Task requirements:
Without including any pictures, write out the listing below exactly.

Rows:
-.-.-
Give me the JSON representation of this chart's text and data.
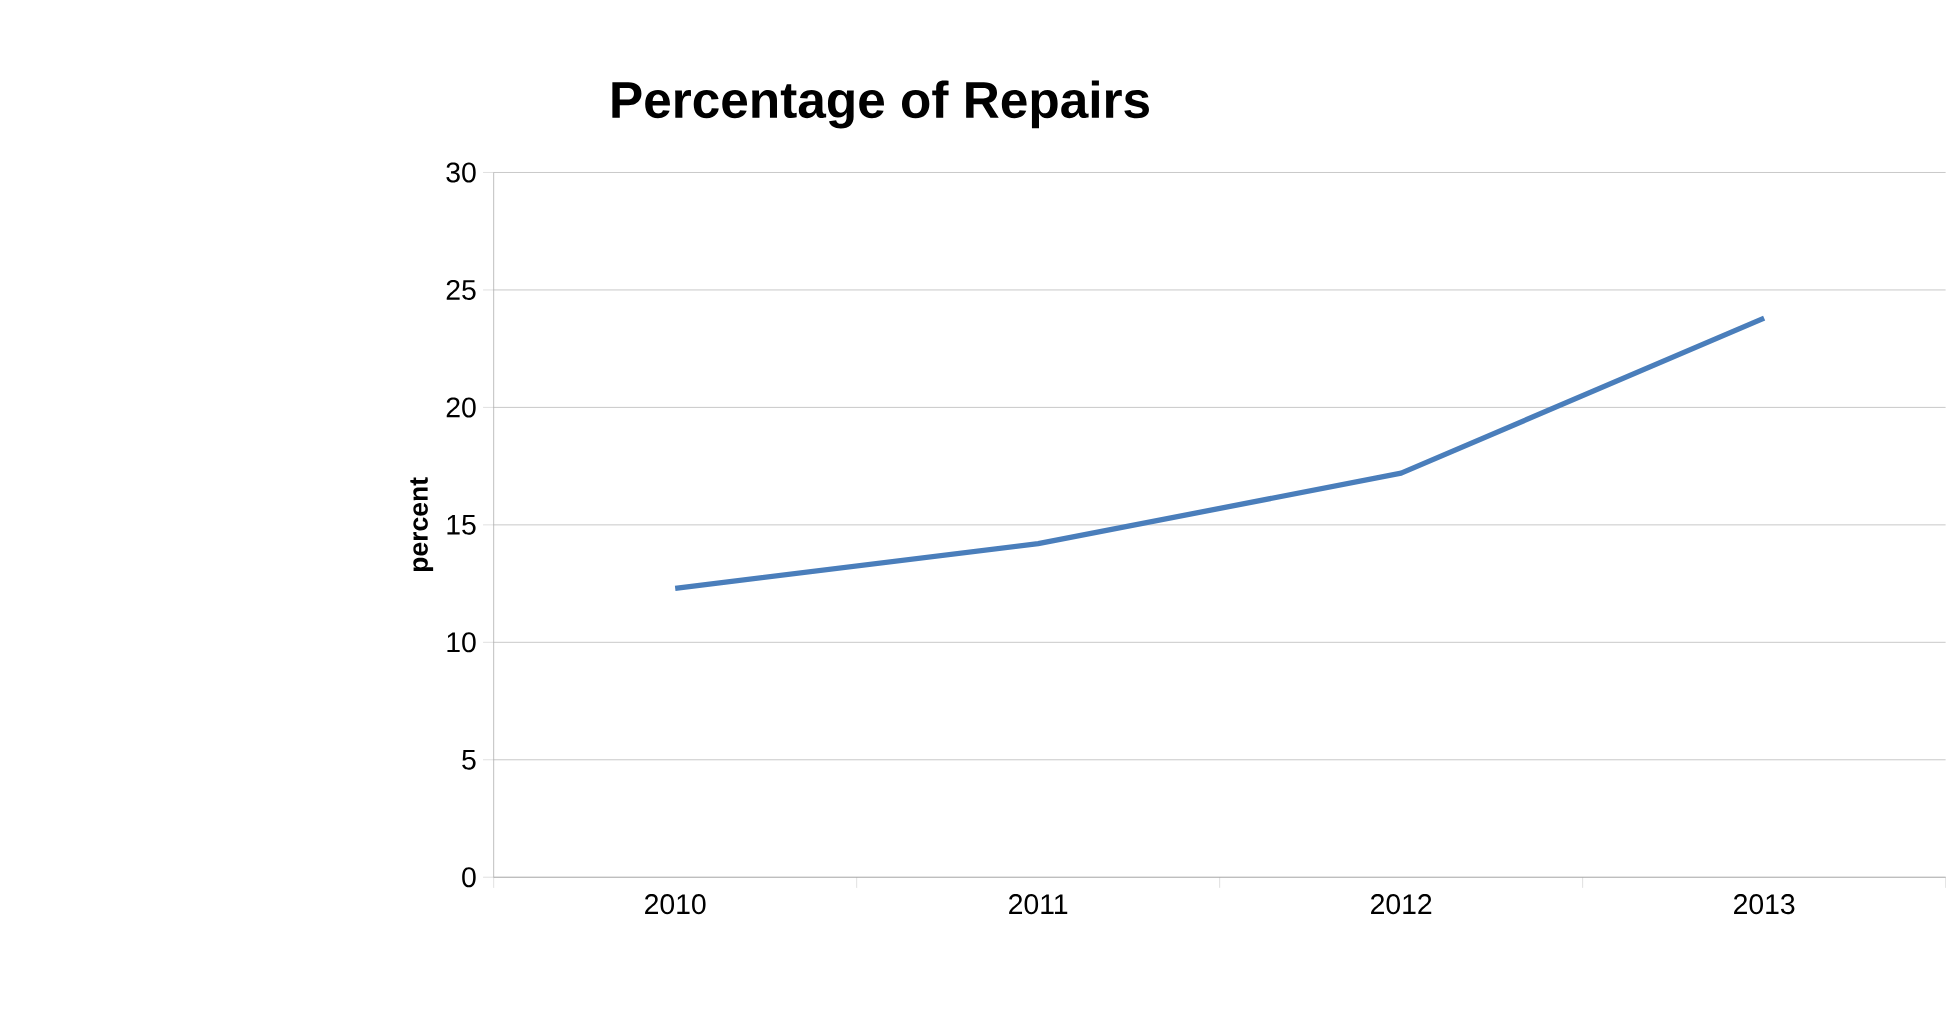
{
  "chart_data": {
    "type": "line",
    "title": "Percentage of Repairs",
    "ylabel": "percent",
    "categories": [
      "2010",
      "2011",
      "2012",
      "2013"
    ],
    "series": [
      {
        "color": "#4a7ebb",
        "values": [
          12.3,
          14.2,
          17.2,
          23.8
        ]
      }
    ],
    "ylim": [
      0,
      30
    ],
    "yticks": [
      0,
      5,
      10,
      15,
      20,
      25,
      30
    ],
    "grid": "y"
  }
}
-.-.-
Correct result:
Give me the JSON representation of this chart's text and data.
{
  "chart_data": {
    "type": "line",
    "title": "Percentage of Repairs",
    "ylabel": "percent",
    "categories": [
      "2010",
      "2011",
      "2012",
      "2013"
    ],
    "series": [
      {
        "color": "#4a7ebb",
        "values": [
          12.3,
          14.2,
          17.2,
          23.8
        ]
      }
    ],
    "ylim": [
      0,
      30
    ],
    "yticks": [
      0,
      5,
      10,
      15,
      20,
      25,
      30
    ],
    "grid": "y"
  }
}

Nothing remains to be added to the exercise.